TASK GOAL:
Copy out every line containing the word "screenshot".

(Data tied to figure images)
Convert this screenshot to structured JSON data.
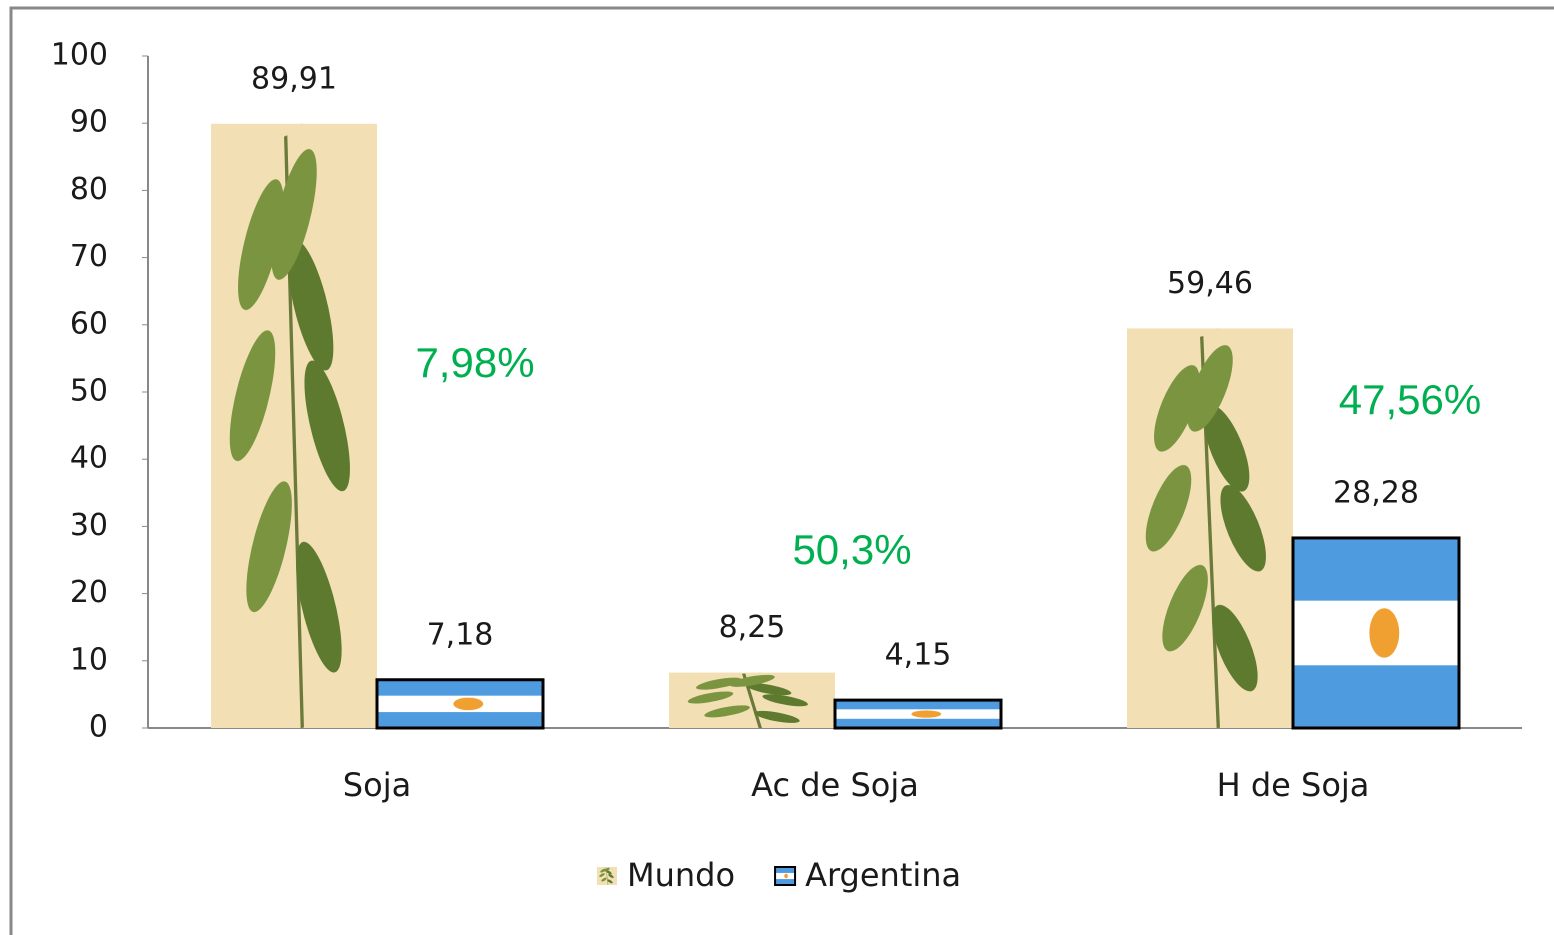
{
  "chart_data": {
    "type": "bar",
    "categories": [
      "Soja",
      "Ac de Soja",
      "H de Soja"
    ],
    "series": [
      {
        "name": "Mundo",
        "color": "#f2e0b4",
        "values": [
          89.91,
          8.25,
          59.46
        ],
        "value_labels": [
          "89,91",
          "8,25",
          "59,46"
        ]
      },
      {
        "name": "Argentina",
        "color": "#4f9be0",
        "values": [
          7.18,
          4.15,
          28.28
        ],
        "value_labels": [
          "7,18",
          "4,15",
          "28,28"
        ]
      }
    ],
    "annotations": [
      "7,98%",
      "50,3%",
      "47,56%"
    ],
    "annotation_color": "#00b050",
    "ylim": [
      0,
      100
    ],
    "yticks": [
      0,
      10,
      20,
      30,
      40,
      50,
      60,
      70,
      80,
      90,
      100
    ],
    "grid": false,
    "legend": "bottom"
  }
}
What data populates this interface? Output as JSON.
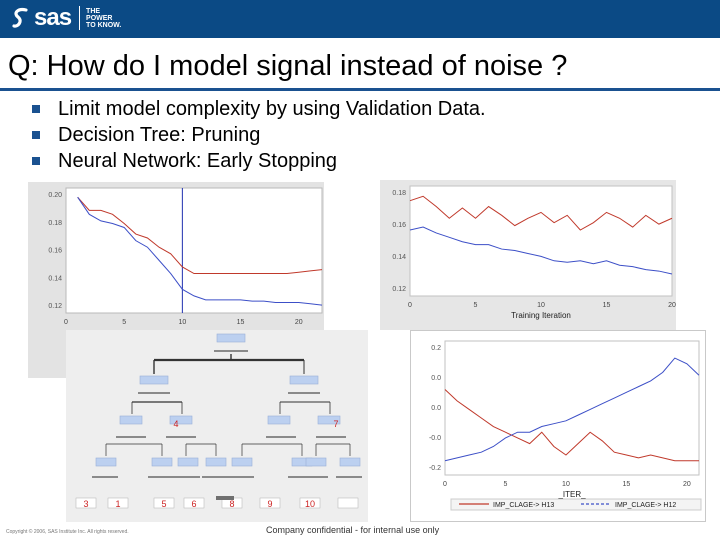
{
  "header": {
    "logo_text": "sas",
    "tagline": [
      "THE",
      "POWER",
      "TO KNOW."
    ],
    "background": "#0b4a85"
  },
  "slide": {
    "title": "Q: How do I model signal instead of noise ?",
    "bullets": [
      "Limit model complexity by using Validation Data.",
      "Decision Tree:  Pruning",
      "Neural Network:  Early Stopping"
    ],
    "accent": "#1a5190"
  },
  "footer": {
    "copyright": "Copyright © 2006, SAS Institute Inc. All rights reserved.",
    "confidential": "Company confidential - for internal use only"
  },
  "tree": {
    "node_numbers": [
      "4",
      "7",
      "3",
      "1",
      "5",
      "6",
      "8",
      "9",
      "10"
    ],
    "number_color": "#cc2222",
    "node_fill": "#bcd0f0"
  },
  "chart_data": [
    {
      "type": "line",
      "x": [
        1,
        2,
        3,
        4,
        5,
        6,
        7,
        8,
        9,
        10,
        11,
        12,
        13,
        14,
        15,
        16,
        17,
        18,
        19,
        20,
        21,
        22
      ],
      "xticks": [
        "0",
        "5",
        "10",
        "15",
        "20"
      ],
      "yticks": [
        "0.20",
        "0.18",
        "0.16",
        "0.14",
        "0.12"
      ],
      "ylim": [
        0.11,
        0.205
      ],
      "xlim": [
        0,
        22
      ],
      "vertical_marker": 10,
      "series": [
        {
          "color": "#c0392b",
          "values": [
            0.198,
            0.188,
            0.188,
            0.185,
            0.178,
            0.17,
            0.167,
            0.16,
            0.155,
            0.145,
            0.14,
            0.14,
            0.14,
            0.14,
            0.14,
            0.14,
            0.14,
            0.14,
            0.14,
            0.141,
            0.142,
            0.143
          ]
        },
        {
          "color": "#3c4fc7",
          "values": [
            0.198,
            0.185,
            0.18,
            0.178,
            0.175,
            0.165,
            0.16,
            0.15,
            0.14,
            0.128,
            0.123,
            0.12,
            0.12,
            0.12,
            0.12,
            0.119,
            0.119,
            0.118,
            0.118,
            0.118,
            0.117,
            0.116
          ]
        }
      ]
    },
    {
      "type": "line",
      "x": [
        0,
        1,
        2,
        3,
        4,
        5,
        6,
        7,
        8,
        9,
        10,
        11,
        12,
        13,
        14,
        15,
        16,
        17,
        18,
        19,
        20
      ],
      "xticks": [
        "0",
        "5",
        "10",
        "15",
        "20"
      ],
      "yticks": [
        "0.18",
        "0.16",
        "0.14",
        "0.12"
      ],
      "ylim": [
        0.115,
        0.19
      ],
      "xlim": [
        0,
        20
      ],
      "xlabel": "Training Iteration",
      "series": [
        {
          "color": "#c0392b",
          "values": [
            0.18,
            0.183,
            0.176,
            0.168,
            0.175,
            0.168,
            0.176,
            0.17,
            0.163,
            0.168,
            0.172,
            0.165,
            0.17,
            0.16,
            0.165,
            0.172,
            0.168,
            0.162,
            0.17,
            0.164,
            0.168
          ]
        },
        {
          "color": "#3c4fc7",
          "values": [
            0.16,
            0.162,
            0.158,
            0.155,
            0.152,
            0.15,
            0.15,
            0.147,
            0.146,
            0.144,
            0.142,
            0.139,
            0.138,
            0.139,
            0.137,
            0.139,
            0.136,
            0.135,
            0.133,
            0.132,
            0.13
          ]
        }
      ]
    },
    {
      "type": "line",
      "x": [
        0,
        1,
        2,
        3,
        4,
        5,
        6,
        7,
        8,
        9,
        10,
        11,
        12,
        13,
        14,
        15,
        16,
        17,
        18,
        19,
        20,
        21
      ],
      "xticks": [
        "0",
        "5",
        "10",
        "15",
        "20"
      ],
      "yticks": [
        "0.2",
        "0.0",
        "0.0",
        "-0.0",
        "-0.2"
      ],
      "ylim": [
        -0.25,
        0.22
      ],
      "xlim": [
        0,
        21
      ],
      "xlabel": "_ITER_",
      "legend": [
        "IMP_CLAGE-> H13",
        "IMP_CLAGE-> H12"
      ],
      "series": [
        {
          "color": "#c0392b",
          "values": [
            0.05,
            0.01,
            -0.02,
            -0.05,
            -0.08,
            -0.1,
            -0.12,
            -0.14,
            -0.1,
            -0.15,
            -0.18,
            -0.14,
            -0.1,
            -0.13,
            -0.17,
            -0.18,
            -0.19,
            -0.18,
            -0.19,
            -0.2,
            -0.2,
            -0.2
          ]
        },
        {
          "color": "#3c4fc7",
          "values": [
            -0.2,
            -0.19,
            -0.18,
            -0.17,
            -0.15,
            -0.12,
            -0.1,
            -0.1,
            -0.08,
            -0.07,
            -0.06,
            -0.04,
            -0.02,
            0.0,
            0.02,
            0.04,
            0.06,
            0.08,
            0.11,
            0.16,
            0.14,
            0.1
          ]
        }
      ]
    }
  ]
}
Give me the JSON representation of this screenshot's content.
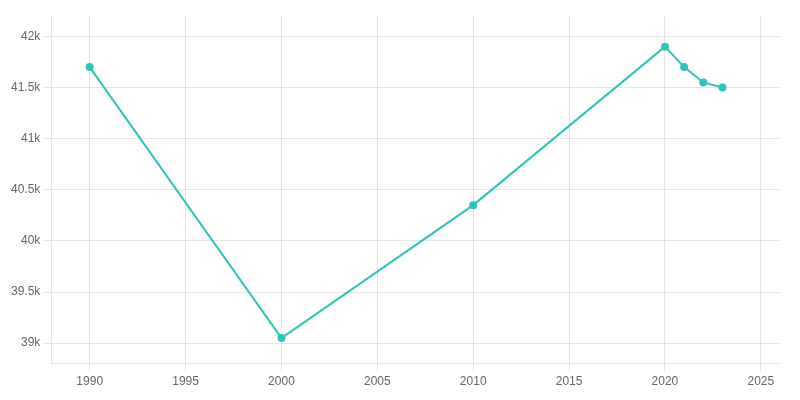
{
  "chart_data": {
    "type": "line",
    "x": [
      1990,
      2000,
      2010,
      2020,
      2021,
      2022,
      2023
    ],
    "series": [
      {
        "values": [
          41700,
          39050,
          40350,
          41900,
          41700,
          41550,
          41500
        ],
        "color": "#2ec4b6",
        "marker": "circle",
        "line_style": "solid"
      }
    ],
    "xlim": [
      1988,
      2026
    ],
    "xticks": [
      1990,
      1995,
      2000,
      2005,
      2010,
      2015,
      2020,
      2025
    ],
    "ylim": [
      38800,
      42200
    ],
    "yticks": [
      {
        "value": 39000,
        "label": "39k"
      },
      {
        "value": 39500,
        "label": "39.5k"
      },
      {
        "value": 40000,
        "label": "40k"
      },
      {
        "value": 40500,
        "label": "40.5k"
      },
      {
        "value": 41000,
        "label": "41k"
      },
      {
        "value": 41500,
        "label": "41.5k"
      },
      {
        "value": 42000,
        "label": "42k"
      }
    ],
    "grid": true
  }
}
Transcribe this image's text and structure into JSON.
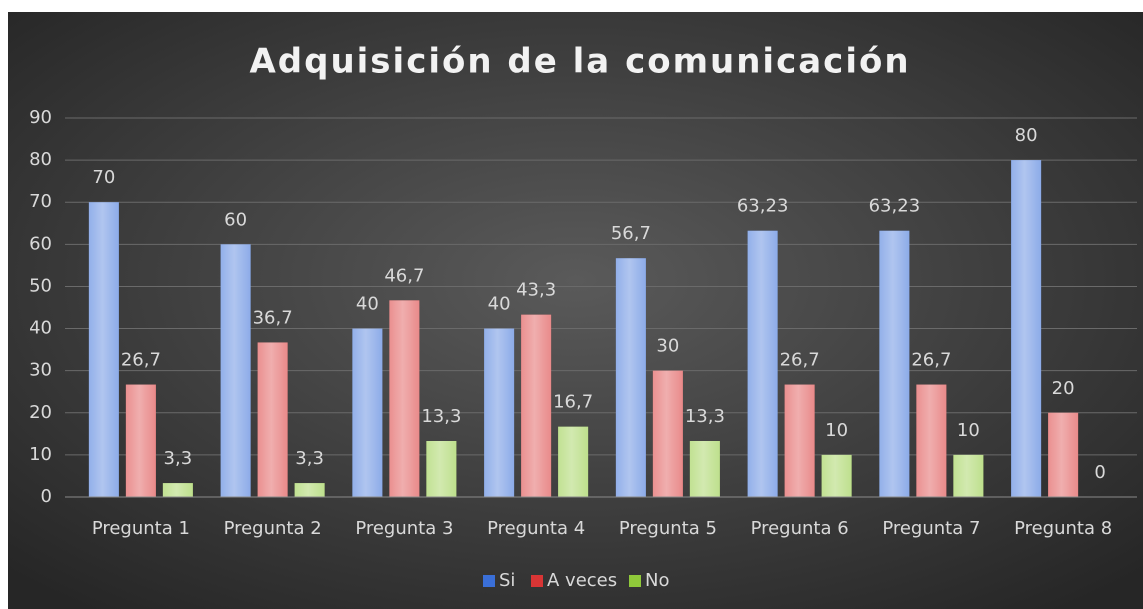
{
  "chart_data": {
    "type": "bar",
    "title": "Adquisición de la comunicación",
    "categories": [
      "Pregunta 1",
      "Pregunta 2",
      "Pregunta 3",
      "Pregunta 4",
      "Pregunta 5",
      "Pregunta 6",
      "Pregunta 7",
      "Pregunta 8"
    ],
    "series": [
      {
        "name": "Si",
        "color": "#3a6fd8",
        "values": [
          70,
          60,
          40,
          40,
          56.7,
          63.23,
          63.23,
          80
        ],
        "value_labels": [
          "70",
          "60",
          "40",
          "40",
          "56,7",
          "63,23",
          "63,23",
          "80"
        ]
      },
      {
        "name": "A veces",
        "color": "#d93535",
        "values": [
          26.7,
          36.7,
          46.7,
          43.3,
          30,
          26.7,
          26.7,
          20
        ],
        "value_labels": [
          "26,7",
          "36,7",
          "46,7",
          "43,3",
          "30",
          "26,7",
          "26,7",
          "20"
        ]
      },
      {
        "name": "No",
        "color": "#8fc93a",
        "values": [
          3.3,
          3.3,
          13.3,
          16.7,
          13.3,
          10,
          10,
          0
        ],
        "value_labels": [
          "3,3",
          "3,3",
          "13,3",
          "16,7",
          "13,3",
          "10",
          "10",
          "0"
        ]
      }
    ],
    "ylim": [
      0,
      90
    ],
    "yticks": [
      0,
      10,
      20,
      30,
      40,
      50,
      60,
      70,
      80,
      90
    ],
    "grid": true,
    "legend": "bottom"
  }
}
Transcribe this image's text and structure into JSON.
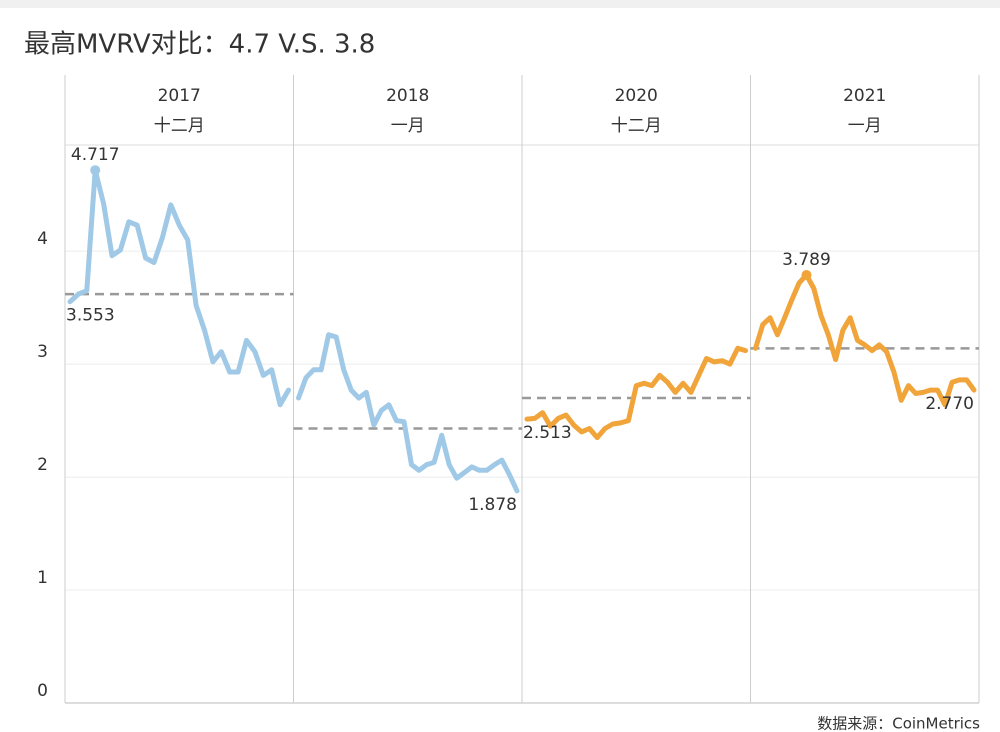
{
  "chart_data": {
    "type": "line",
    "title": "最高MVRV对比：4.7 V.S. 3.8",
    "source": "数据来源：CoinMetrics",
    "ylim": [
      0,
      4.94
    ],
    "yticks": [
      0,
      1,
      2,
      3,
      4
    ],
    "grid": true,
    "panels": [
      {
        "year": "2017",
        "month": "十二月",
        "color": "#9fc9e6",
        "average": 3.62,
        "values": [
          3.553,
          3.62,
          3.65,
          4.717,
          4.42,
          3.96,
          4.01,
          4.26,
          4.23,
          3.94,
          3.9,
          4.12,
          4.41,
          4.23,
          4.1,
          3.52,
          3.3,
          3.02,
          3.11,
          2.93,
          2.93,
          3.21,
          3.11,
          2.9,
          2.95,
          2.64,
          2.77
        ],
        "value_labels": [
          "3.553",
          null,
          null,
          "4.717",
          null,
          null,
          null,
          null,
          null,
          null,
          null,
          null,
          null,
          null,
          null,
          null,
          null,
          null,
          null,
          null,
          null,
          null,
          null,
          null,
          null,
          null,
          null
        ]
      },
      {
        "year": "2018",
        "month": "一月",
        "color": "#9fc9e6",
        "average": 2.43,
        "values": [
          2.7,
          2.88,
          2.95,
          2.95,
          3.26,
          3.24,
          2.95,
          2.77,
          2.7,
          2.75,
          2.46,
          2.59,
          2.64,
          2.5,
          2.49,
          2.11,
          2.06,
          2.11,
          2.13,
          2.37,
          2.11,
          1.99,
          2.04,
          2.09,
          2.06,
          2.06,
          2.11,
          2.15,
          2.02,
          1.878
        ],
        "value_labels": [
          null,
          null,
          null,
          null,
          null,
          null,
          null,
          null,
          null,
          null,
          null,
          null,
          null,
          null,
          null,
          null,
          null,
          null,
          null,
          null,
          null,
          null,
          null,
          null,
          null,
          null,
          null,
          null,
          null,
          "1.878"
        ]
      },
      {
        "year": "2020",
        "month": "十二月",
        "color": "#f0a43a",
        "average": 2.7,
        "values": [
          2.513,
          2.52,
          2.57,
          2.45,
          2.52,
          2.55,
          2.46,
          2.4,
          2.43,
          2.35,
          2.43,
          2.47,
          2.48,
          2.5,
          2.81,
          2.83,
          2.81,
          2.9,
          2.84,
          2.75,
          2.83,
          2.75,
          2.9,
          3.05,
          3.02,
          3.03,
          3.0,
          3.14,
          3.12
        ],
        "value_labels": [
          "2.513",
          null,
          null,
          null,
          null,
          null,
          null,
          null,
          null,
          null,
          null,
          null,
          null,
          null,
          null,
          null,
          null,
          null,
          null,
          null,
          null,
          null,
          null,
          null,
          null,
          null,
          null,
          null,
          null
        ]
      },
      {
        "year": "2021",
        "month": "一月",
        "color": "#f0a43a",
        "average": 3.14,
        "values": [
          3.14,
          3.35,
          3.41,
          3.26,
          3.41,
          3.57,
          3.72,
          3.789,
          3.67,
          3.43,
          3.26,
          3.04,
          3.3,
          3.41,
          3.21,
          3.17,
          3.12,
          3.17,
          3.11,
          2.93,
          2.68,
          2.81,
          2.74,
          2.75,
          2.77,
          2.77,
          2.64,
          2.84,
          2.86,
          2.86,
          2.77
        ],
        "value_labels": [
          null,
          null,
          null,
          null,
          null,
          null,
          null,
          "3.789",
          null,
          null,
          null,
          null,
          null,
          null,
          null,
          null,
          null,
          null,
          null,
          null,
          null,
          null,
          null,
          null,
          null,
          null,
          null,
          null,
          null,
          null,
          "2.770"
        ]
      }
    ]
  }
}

ANSWER FOR THIS EXERCISE:
Convert this screenshot to structured JSON data.
Give me the JSON representation of this screenshot's content.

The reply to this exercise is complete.